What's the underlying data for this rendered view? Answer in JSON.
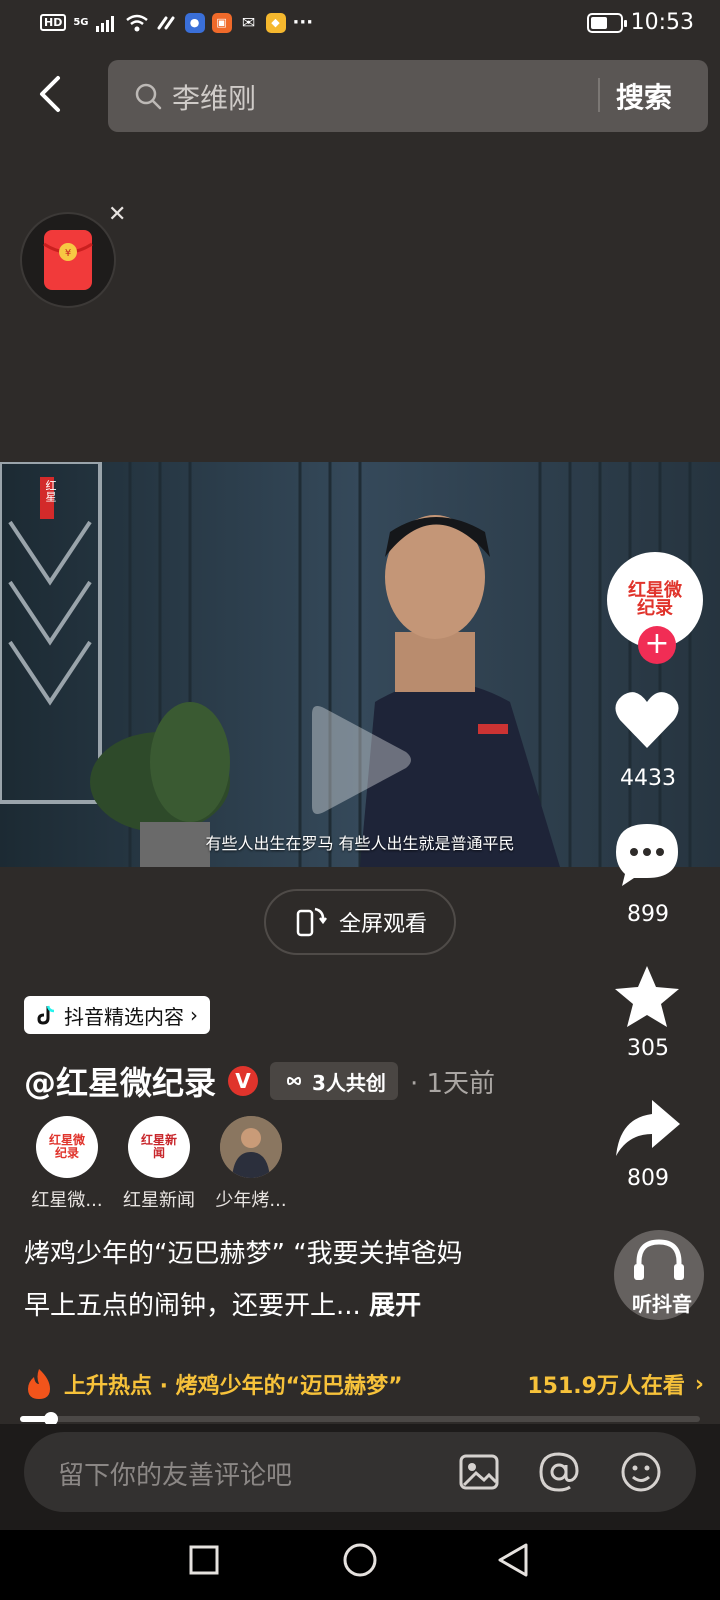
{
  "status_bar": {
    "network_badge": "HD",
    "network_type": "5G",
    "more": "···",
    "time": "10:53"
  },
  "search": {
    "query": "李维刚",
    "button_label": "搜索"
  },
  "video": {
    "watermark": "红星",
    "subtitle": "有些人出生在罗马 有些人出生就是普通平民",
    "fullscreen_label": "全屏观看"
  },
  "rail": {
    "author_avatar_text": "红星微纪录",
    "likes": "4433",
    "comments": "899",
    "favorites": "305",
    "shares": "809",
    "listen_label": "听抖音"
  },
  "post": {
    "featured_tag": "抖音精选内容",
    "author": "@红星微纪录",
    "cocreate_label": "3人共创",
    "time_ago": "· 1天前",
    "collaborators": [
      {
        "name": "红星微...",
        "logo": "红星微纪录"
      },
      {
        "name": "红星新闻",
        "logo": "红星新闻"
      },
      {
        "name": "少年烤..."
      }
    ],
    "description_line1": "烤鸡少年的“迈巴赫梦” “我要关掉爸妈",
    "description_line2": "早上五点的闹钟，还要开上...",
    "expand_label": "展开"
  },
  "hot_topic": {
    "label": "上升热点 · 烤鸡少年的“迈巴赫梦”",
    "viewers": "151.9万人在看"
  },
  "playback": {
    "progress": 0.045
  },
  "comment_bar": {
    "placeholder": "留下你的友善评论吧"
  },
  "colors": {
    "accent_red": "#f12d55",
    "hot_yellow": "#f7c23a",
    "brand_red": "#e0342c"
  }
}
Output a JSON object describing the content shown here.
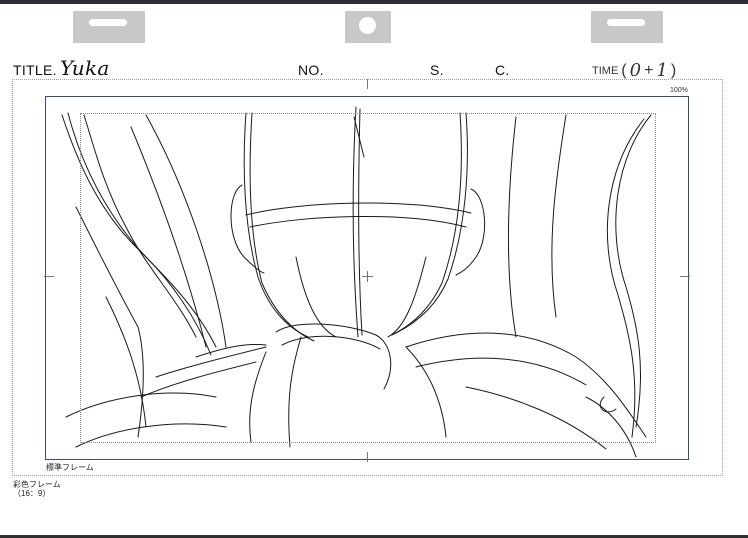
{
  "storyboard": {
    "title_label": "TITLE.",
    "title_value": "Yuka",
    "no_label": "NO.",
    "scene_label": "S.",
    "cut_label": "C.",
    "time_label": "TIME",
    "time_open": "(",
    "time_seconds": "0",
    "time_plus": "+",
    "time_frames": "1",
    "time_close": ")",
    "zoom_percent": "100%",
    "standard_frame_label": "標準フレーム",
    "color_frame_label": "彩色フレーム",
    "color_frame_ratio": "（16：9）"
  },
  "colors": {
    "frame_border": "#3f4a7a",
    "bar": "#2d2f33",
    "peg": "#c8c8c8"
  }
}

=-=-=

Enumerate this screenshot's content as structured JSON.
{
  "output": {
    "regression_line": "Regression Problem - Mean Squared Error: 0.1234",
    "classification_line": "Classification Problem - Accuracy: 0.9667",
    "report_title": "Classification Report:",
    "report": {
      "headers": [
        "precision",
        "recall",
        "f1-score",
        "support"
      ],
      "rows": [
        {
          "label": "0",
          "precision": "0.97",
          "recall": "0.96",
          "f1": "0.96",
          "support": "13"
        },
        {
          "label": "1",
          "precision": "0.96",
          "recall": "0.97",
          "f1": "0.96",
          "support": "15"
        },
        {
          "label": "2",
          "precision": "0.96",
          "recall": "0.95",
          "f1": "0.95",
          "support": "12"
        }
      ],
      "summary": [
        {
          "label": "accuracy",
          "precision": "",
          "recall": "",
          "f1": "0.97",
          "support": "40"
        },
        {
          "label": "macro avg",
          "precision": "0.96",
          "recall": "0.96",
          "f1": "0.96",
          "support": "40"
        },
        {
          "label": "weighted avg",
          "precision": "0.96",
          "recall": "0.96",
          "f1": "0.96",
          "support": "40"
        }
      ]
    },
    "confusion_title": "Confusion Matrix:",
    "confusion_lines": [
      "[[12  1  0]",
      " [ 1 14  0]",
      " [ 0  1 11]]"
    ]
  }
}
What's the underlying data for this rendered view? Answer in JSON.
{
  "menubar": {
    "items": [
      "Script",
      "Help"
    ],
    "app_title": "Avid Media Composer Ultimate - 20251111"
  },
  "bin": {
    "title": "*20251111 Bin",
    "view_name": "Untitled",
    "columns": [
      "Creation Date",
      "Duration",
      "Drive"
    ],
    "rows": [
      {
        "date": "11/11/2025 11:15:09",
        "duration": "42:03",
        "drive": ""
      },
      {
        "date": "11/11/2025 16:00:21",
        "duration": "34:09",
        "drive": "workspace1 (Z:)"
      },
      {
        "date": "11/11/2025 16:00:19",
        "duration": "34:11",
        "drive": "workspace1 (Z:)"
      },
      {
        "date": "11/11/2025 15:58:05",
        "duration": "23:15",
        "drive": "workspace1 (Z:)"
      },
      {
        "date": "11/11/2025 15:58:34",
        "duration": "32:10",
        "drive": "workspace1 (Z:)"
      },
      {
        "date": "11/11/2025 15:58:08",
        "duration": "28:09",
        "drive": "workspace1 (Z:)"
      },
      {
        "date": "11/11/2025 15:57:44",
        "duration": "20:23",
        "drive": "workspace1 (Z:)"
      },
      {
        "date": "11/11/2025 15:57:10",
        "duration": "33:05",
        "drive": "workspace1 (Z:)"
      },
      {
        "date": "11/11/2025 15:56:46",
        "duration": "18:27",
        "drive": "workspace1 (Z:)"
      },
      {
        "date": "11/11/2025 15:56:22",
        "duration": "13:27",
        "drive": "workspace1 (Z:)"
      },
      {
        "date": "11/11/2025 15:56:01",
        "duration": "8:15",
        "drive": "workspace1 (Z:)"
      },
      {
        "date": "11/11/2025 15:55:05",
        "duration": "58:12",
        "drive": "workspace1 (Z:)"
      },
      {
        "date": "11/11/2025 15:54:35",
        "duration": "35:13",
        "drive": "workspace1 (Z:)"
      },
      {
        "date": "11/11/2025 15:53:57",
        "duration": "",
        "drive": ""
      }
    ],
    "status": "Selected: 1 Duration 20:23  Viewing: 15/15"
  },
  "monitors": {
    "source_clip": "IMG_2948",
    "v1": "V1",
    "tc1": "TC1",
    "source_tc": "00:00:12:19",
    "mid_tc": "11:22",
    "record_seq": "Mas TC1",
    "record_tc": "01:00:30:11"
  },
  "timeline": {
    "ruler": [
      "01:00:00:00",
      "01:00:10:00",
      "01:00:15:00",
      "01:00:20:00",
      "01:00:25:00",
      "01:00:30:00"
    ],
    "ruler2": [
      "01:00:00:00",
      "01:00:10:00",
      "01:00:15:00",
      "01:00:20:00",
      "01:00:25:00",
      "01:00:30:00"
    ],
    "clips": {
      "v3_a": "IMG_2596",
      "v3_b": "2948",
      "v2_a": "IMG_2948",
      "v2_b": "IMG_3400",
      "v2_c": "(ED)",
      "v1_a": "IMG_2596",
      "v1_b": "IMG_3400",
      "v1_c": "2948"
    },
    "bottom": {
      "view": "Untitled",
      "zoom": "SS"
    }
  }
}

=-=-=

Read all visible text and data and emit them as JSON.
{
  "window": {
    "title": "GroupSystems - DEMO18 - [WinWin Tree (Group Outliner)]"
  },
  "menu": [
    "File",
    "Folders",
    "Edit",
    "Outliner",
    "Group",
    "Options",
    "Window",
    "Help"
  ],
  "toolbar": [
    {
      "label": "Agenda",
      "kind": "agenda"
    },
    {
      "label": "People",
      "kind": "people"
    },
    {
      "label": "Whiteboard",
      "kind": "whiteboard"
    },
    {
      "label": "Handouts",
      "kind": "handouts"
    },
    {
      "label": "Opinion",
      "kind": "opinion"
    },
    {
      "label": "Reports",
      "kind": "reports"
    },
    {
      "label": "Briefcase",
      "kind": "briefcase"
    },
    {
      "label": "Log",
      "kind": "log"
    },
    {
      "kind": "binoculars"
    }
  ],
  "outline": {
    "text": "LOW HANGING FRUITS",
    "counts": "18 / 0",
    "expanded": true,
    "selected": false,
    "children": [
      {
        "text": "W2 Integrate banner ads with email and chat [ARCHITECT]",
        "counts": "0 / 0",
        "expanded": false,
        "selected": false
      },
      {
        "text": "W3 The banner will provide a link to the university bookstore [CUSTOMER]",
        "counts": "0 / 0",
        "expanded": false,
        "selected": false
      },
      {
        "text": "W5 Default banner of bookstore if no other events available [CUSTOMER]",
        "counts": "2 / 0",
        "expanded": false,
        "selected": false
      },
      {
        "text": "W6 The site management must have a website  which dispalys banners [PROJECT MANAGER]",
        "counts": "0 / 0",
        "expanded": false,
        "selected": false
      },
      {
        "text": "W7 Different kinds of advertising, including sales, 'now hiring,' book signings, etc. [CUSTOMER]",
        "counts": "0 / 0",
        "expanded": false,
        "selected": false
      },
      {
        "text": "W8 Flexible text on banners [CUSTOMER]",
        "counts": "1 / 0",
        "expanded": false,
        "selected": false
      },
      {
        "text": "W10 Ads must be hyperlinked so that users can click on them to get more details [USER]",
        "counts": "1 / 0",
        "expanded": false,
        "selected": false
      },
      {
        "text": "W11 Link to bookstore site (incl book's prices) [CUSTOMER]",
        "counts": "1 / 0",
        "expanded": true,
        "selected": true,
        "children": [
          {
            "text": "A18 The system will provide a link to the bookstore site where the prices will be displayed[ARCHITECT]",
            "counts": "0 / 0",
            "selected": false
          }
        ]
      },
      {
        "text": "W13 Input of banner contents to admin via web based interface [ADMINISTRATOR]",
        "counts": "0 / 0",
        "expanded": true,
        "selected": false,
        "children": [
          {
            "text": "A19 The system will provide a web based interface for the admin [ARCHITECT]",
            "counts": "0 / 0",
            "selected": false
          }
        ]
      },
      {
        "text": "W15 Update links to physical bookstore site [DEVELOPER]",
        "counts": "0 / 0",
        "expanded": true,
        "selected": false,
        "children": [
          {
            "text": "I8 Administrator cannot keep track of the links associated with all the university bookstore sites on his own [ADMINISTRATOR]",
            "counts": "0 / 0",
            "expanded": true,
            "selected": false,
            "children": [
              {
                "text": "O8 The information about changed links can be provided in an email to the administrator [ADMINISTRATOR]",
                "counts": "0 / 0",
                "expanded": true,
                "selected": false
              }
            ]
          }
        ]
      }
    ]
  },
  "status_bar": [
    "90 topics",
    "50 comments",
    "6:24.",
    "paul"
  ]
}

=-=-=

*What this task involves*
Count every line above that holds the string "university" and give the total, nothing more.

*Exercise result*
2